# Stated exercise A:
From the Polk case study, copy word for word the passage starting at "1. Industry challenges" and ending at "in the future.".
# Stated exercise B:
What are the three kinds of change or challenge that the Polk case study numbers under Business Pain? Give their names.
# Stated exercise C:
Based on the Polk case study, is each statement below true? Answer yes or no for each one, and quote the words that decide it.
(i) RLPTechnologies is a subsidiary of R.L. Polk & Co.
(ii) Polk has been collecting automotive data since 1952.
(iii) DataFlux Corporation is named as the solution implementer.

Continue in 2 seconds

2007 ISA for Data Integration

  • October 23 2007, 11:28am EDT

Data integration involved the acquiring, integrating and reconciling disparate data for analytic purposes.

Solution Implementer: RLPTechnologies

Solution Provider: DataFlux Corporation

Business Pain

R.L. Polk & Co. has set the standard for automotive vehicle and consumer data for years, continually improving its data management methods along the way. Polk was looking to maintain and extend its competitive advantage amid significant industry, regulatory and technology change. Polk recognized it needed to move beyond incremental improvements and develop a new, innovative approach that would greatly enhance its existing core foundational data warehouse.

  1. Industry challenges - In the automotive industry, original equipment managers (OEMs) and dealers alike are constantly pushing for the timeliest, most complete data and analytics to compete more effectively in a flat U.S. market.
  2. Regulatory compliance - Issues facing business today regarding data privacy made it clear that a flexible and agile IT environment was required to proactively get ahead of the likelihood of stricter regulations in the future.
  3. Technology change - As an organization collecting automotive data since 1922, Polk had grown a very complex data management environment that was difficult to maintain. Emerging technologies showed promise to streamline the environment, enabling the ability to introduce new data or application offerings faster, while lowering IT total cost of ownership.

As a result, RLPTechnologies, a subsidiary of R.L. Polk & Co., was asked to lead a re-engineering effort to implement breakthrough technologies that would collect, standardize and enhance data from disparate sources and compile them into a “single source of the truth” for distribution to analytical and operational applications. The project led to the development of OneView360° as a comprehensive, integrated application for data integration.
Successful Solution

OneView360° is a fully automated data integration solution designed to capture feeds from many disparate data sources, centrally maintain and manage master reference data, incorporate multipoint data quality inspections and load data into one or many databases.

The sophisticated service orchestration engine in OneView360° optimizes data production throughput, enabling real-time data integration. With an open, service-oriented architecture (SOA), OneView360° can seamlessly integrate investments in legacy, commercial off-the-shelf applications and Web services.

# Given material:
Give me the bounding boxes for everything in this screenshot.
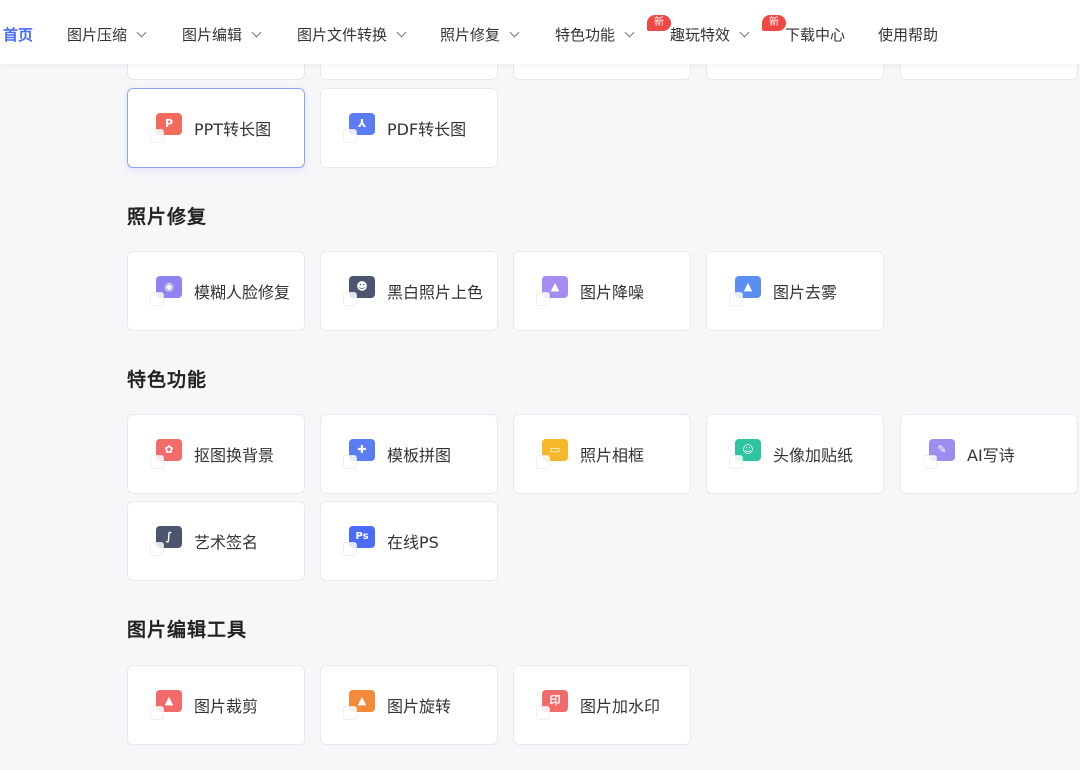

# Full output A:
1. Industry challenges - In the automotive industry, original equipment managers (OEMs) and dealers alike are constantly pushing for the timeliest, most complete data and analytics to compete more effectively in a flat U.S. market.
  2. Regulatory compliance - Issues facing business today regarding data privacy made it clear that a flexible and agile IT environment was required to proactively get ahead of the likelihood of stricter regulations in the future.

# Full output B:
Industry challenges, Regulatory compliance, Technology change

# Full output C:
(i) Yes: "RLPTechnologies, a subsidiary of R.L. Polk & Co."
(ii) No: "As an organization collecting automotive data since 1922"
(iii) No: "Solution Implementer: RLPTechnologies" and "Solution Provider: DataFlux Corporation"